## Exercise prompt
Search the data below for the word "sanitarios" and copy each line that holds it.

-.-.-

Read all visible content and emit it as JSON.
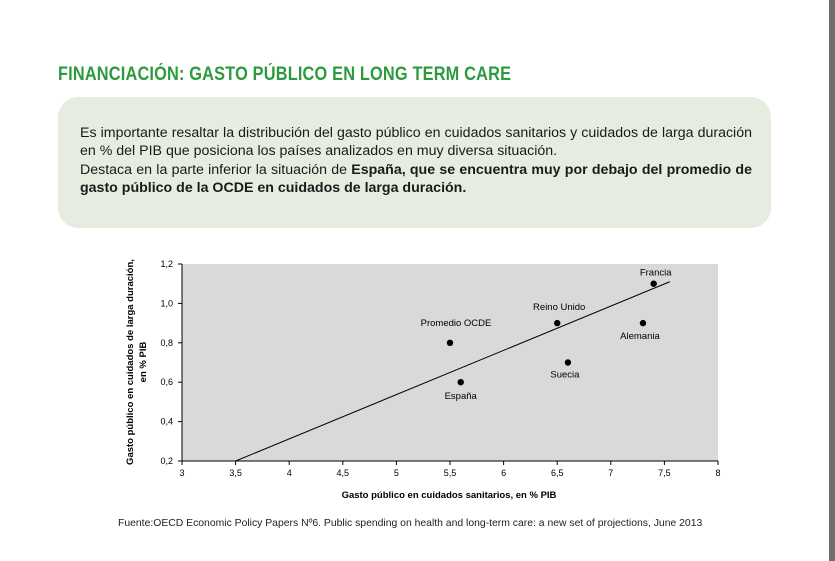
{
  "page": {
    "title": "FINANCIACIÓN: GASTO PÚBLICO EN LONG TERM CARE",
    "paragraph1": "Es importante resaltar la distribución del gasto público en cuidados sanitarios y cuidados de larga duración en % del  PIB que posiciona los países analizados en muy diversa situación.",
    "paragraph2_prefix": "Destaca en la parte inferior la situación de ",
    "paragraph2_bold": "España, que se encuentra muy por debajo del promedio de gasto público de la OCDE en cuidados de larga duración.",
    "source": "Fuente:OECD Economic Policy Papers Nº6. Public spending on health and long-term care: a new set of projections, June 2013",
    "title_color": "#2e9a3e",
    "box_color": "#e6ede0"
  },
  "chart_data": {
    "type": "scatter",
    "xlabel": "Gasto público en cuidados sanitarios, en % PIB",
    "ylabel_line1": "Gasto público en cuidados de larga duración,",
    "ylabel_line2": "en % PIB",
    "xlim": [
      3,
      8
    ],
    "ylim": [
      0.2,
      1.2
    ],
    "xticks": [
      "3",
      "3,5",
      "4",
      "4,5",
      "5",
      "5,5",
      "6",
      "6,5",
      "7",
      "7,5",
      "8"
    ],
    "yticks": [
      "0,2",
      "0,4",
      "0,6",
      "0,8",
      "1,0",
      "1,2"
    ],
    "grid": false,
    "plot_background": "#d9d9d9",
    "points": [
      {
        "label": "Francia",
        "x": 7.4,
        "y": 1.1
      },
      {
        "label": "Reino Unido",
        "x": 6.5,
        "y": 0.9
      },
      {
        "label": "Alemania",
        "x": 7.3,
        "y": 0.9
      },
      {
        "label": "Promedio OCDE",
        "x": 5.5,
        "y": 0.8
      },
      {
        "label": "Suecia",
        "x": 6.6,
        "y": 0.7
      },
      {
        "label": "España",
        "x": 5.6,
        "y": 0.6
      }
    ],
    "trendline": {
      "x1": 3.5,
      "y1": 0.2,
      "x2": 7.55,
      "y2": 1.11
    }
  }
}
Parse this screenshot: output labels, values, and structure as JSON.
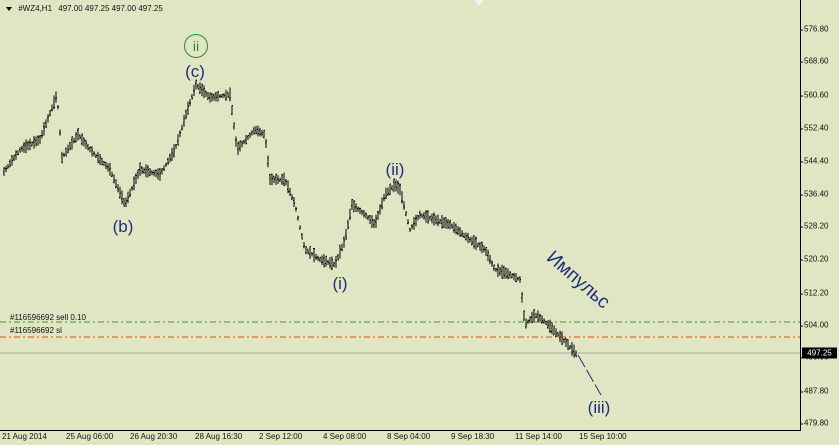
{
  "header": {
    "symbol_label": "#WZ4,H1",
    "ohlc": "497.00 497.25 497.00 497.25"
  },
  "price_axis": {
    "ticks": [
      "576.80",
      "568.60",
      "560.60",
      "552.40",
      "544.40",
      "536.40",
      "528.20",
      "520.20",
      "512.20",
      "504.00",
      "496.00",
      "487.80",
      "479.80"
    ],
    "current_price": "497.25"
  },
  "time_axis": {
    "labels": [
      "21 Aug 2014",
      "25 Aug 06:00",
      "26 Aug 20:30",
      "28 Aug 16:30",
      "2 Sep 12:00",
      "4 Sep 08:00",
      "8 Sep 04:00",
      "9 Sep 18:30",
      "11 Sep 14:00",
      "15 Sep 10:00"
    ]
  },
  "levels": [
    {
      "label": "#116596692 sell 0.10",
      "color": "#2e9d2e"
    },
    {
      "label": "#116596692 sl",
      "color": "#e04a1a"
    }
  ],
  "waves": {
    "ii_circle": "ii",
    "c": "(c)",
    "b": "(b)",
    "i": "(i)",
    "ii": "(ii)",
    "iii": "(iii)",
    "impulse": "Импульс"
  },
  "colors": {
    "background": "#e0e6c4",
    "bars": "#000000",
    "wave_text": "#1f2f7a",
    "circle": "#2d8b2d",
    "bid_line": "#a0a0a0"
  }
}
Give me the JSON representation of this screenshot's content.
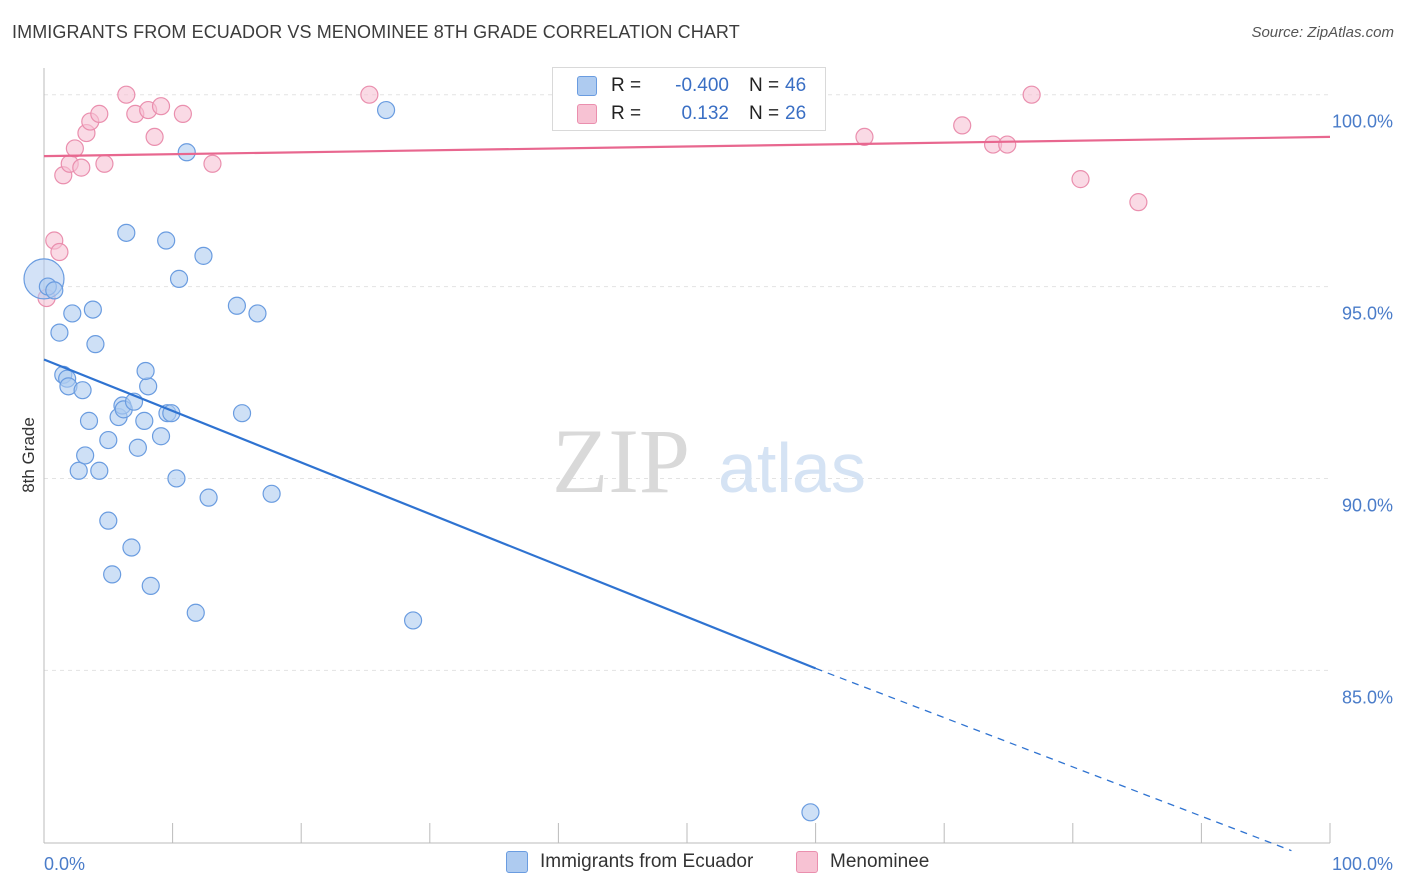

-.-.-

## The completed task
    "paragraph1": "Es importante resaltar la distribución del gasto público en cuidados sanitarios y cuidados de larga duración en % del  PIB que posiciona los países analizados en muy diversa situación.",
    "xlabel": "Gasto público en cuidados sanitarios, en % PIB",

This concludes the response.